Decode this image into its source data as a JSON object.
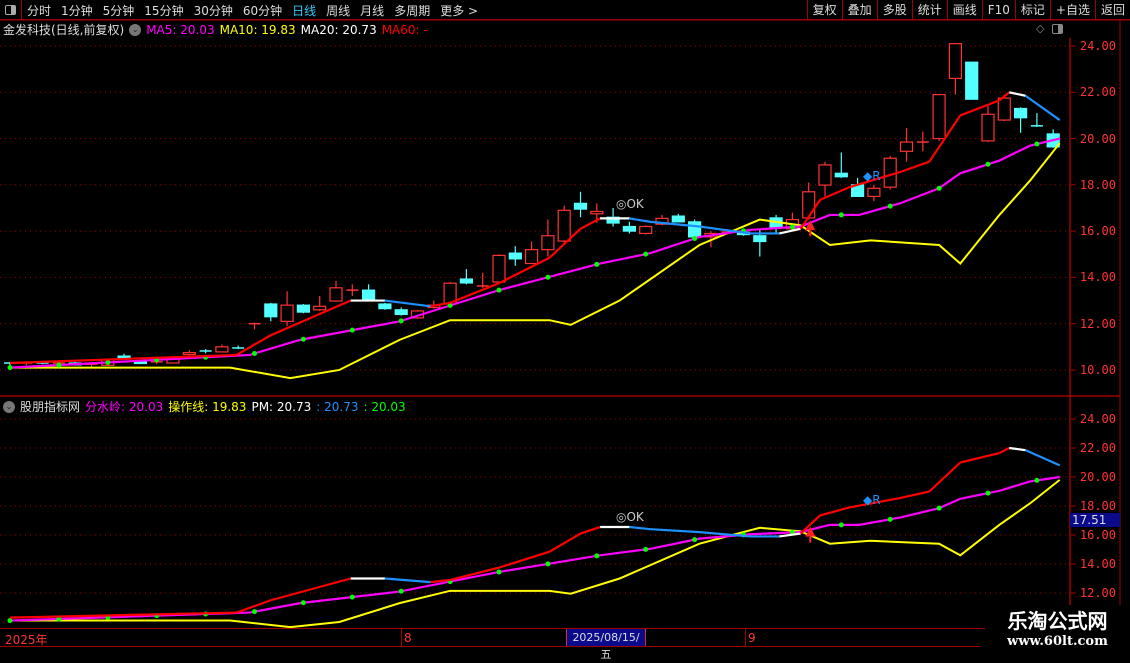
{
  "toolbar": {
    "periods": [
      "分时",
      "1分钟",
      "5分钟",
      "15分钟",
      "30分钟",
      "60分钟",
      "日线",
      "周线",
      "月线",
      "多周期",
      "更多 >"
    ],
    "active": "日线",
    "right_buttons": [
      "复权",
      "叠加",
      "多股",
      "统计",
      "画线",
      "F10",
      "标记",
      "+自选",
      "返回"
    ]
  },
  "main_legend": {
    "title": "金发科技(日线,前复权)",
    "ma5": "MA5: 20.03",
    "ma10": "MA10: 19.83",
    "ma20": "MA20: 20.73",
    "ma60": "MA60: -"
  },
  "sub_legend": {
    "title": "股朋指标网",
    "fsl": "分水岭: 20.03",
    "czx": "操作线: 19.83",
    "pm": "PM: 20.73",
    "v1": ": 20.73",
    "v2": ": 20.03"
  },
  "colors": {
    "up": "#ff3333",
    "down": "#54ffff",
    "pm_red": "#ff0000",
    "pm_white": "#ffffff",
    "pm_blue": "#1e90ff",
    "fsl": "#ff00ff",
    "fsl_dot": "#00ff00",
    "czx": "#ffff00",
    "grid": "#a00000",
    "axis_text": "#ff3333"
  },
  "markers": {
    "ok": "OK",
    "r": "R",
    "price_box": "17.51"
  },
  "date_axis": {
    "year": "2025年",
    "m8": "8",
    "cursor": "2025/08/15/五",
    "m9": "9"
  },
  "watermark": {
    "name": "乐淘公式网",
    "url": "www.60lt.com"
  },
  "chart_data": [
    {
      "type": "candlestick",
      "title": "金发科技(日线,前复权)",
      "ylim": [
        9,
        24.35
      ],
      "yticks": [
        24,
        22,
        20,
        18,
        16,
        14,
        12,
        10
      ],
      "ytick_labels": [
        "24.00",
        "22.00",
        "20.00",
        "18.00",
        "16.00",
        "14.00",
        "12.00",
        "10.00"
      ],
      "grid": true,
      "ohlc": [
        [
          10.3,
          10.35,
          10.2,
          10.25
        ],
        [
          10.25,
          10.35,
          10.2,
          10.3
        ],
        [
          10.3,
          10.35,
          10.25,
          10.28
        ],
        [
          10.28,
          10.35,
          10.2,
          10.3
        ],
        [
          10.3,
          10.35,
          10.2,
          10.22
        ],
        [
          10.22,
          10.3,
          10.15,
          10.25
        ],
        [
          10.2,
          10.5,
          10.18,
          10.45
        ],
        [
          10.6,
          10.7,
          10.45,
          10.5
        ],
        [
          10.35,
          10.4,
          10.25,
          10.28
        ],
        [
          10.3,
          10.4,
          10.25,
          10.35
        ],
        [
          10.3,
          10.55,
          10.28,
          10.5
        ],
        [
          10.67,
          10.85,
          10.6,
          10.75
        ],
        [
          10.82,
          10.9,
          10.72,
          10.8
        ],
        [
          10.78,
          11.1,
          10.75,
          11.0
        ],
        [
          10.95,
          11.05,
          10.9,
          10.93
        ],
        [
          12.0,
          12.05,
          11.75,
          12.0
        ],
        [
          12.85,
          12.9,
          12.1,
          12.3
        ],
        [
          12.1,
          13.4,
          11.9,
          12.8
        ],
        [
          12.8,
          12.85,
          12.45,
          12.5
        ],
        [
          12.6,
          13.2,
          12.55,
          12.75
        ],
        [
          12.98,
          13.85,
          12.95,
          13.55
        ],
        [
          13.4,
          13.7,
          13.2,
          13.45
        ],
        [
          13.45,
          13.7,
          13.0,
          13.05
        ],
        [
          12.85,
          12.9,
          12.6,
          12.65
        ],
        [
          12.6,
          12.7,
          12.35,
          12.4
        ],
        [
          12.25,
          12.6,
          12.2,
          12.55
        ],
        [
          12.7,
          13.0,
          12.65,
          12.8
        ],
        [
          12.85,
          13.8,
          12.8,
          13.75
        ],
        [
          13.93,
          14.36,
          13.7,
          13.76
        ],
        [
          13.63,
          14.2,
          13.55,
          13.63
        ],
        [
          13.8,
          15.0,
          13.78,
          14.95
        ],
        [
          15.05,
          15.35,
          14.5,
          14.8
        ],
        [
          14.6,
          15.55,
          14.6,
          15.2
        ],
        [
          15.2,
          16.5,
          14.9,
          15.8
        ],
        [
          15.57,
          17.1,
          15.5,
          16.9
        ],
        [
          17.2,
          17.7,
          16.6,
          16.95
        ],
        [
          16.75,
          17.2,
          16.35,
          16.85
        ],
        [
          16.6,
          17.0,
          16.2,
          16.35
        ],
        [
          16.2,
          16.4,
          15.9,
          16.0
        ],
        [
          15.9,
          16.25,
          15.85,
          16.2
        ],
        [
          16.3,
          16.7,
          16.25,
          16.55
        ],
        [
          16.65,
          16.75,
          16.4,
          16.4
        ],
        [
          16.4,
          16.5,
          15.75,
          15.75
        ],
        [
          15.75,
          16.0,
          15.3,
          15.9
        ],
        [
          15.9,
          16.05,
          15.85,
          15.96
        ],
        [
          15.95,
          16.0,
          15.8,
          15.85
        ],
        [
          15.8,
          16.05,
          14.9,
          15.55
        ],
        [
          16.57,
          16.7,
          15.9,
          16.18
        ],
        [
          16.1,
          16.8,
          16.05,
          16.5
        ],
        [
          16.57,
          18.1,
          16.5,
          17.7
        ],
        [
          17.99,
          19.0,
          17.5,
          18.86
        ],
        [
          18.5,
          19.4,
          18.3,
          18.35
        ],
        [
          18.0,
          18.3,
          17.5,
          17.5
        ],
        [
          17.5,
          18.0,
          17.3,
          17.85
        ],
        [
          17.9,
          19.25,
          17.8,
          19.15
        ],
        [
          19.45,
          20.45,
          19.0,
          19.85
        ],
        [
          19.8,
          20.3,
          19.45,
          19.85
        ],
        [
          20.0,
          21.9,
          19.9,
          21.9
        ],
        [
          22.6,
          24.1,
          21.9,
          24.1
        ],
        [
          23.3,
          23.3,
          21.7,
          21.7
        ],
        [
          19.9,
          21.4,
          19.85,
          21.05
        ],
        [
          20.8,
          21.9,
          20.75,
          21.75
        ],
        [
          21.3,
          21.35,
          20.25,
          20.9
        ],
        [
          20.55,
          21.1,
          20.5,
          20.5
        ],
        [
          20.2,
          20.4,
          19.6,
          19.64
        ]
      ]
    },
    {
      "type": "line",
      "title": "股朋指标网",
      "ylim": [
        10.1,
        25.3
      ],
      "yticks": [
        24,
        22,
        20,
        18,
        16,
        14,
        12
      ],
      "ytick_labels": [
        "24.00",
        "22.00",
        "20.00",
        "18.00",
        "16.00",
        "14.00",
        "12.00"
      ],
      "grid": true
    }
  ],
  "lines": {
    "pm": [
      [
        0,
        10.3,
        "r"
      ],
      [
        13.9,
        10.65,
        "r"
      ],
      [
        16,
        11.5,
        "r"
      ],
      [
        20.9,
        13.0,
        "w"
      ],
      [
        23,
        13.0,
        "b"
      ],
      [
        25.8,
        12.75,
        "r"
      ],
      [
        27,
        12.9,
        "r"
      ],
      [
        30,
        13.75,
        "r"
      ],
      [
        33.1,
        14.85,
        "r"
      ],
      [
        35,
        16.1,
        "r"
      ],
      [
        36.2,
        16.55,
        "w"
      ],
      [
        38,
        16.55,
        "b"
      ],
      [
        39.3,
        16.4,
        "b"
      ],
      [
        42.3,
        16.2,
        "b"
      ],
      [
        45.4,
        15.9,
        "b"
      ],
      [
        47.2,
        15.9,
        "w"
      ],
      [
        48.5,
        16.1,
        "r"
      ],
      [
        49.7,
        17.35,
        "r"
      ],
      [
        51.5,
        17.9,
        "r"
      ],
      [
        54.6,
        18.55,
        "r"
      ],
      [
        56.4,
        19.0,
        "r"
      ],
      [
        58.3,
        21.0,
        "r"
      ],
      [
        60.7,
        21.65,
        "r"
      ],
      [
        61.3,
        22.0,
        "w"
      ],
      [
        62.3,
        21.85,
        "b"
      ],
      [
        64.4,
        20.8,
        "b"
      ]
    ],
    "fsl": [
      [
        0,
        10.1
      ],
      [
        14.7,
        10.65
      ],
      [
        17.8,
        11.3
      ],
      [
        23.9,
        12.1
      ],
      [
        30,
        13.45
      ],
      [
        36.2,
        14.6
      ],
      [
        39.3,
        15.05
      ],
      [
        42.3,
        15.75
      ],
      [
        45.4,
        16.05
      ],
      [
        48.5,
        16.2
      ],
      [
        50.3,
        16.7
      ],
      [
        52.1,
        16.7
      ],
      [
        54.6,
        17.2
      ],
      [
        57,
        17.85
      ],
      [
        58.3,
        18.5
      ],
      [
        60.7,
        19.05
      ],
      [
        62.6,
        19.7
      ],
      [
        64.4,
        20.0
      ]
    ],
    "czx": [
      [
        0,
        10.1
      ],
      [
        13.5,
        10.1
      ],
      [
        17.2,
        9.65
      ],
      [
        20.2,
        10.0
      ],
      [
        23.9,
        11.3
      ],
      [
        27,
        12.15
      ],
      [
        33.1,
        12.15
      ],
      [
        34.4,
        11.95
      ],
      [
        37.4,
        13.0
      ],
      [
        42.3,
        15.4
      ],
      [
        46,
        16.5
      ],
      [
        48.5,
        16.25
      ],
      [
        50.3,
        15.4
      ],
      [
        52.8,
        15.6
      ],
      [
        57,
        15.4
      ],
      [
        58.3,
        14.6
      ],
      [
        60.7,
        16.7
      ],
      [
        62.6,
        18.2
      ],
      [
        64.4,
        19.8
      ]
    ]
  }
}
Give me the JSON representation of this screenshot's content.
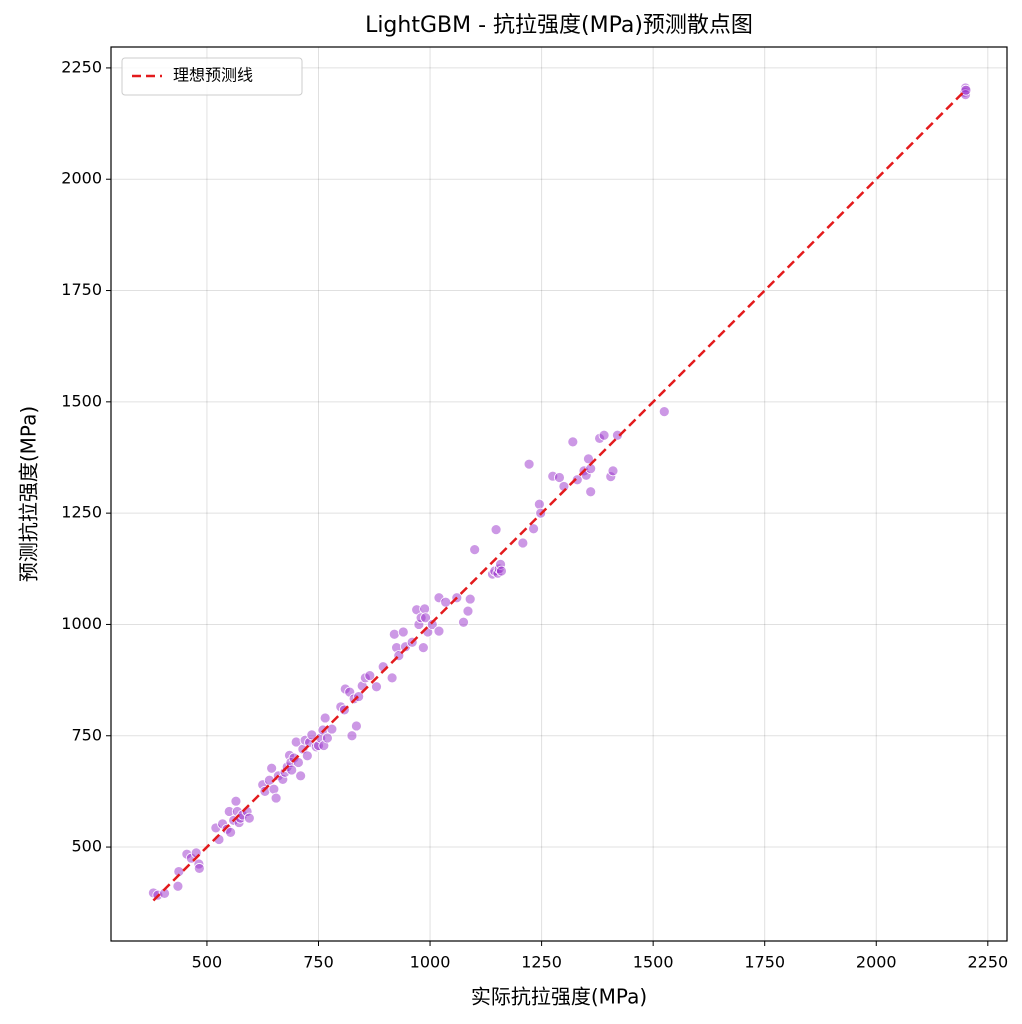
....
▶ **TASK REQUIREMENTS**
Using the records above, say how many lines include the string "this". Only the number is wanted.

▶ **SOLUTION**
2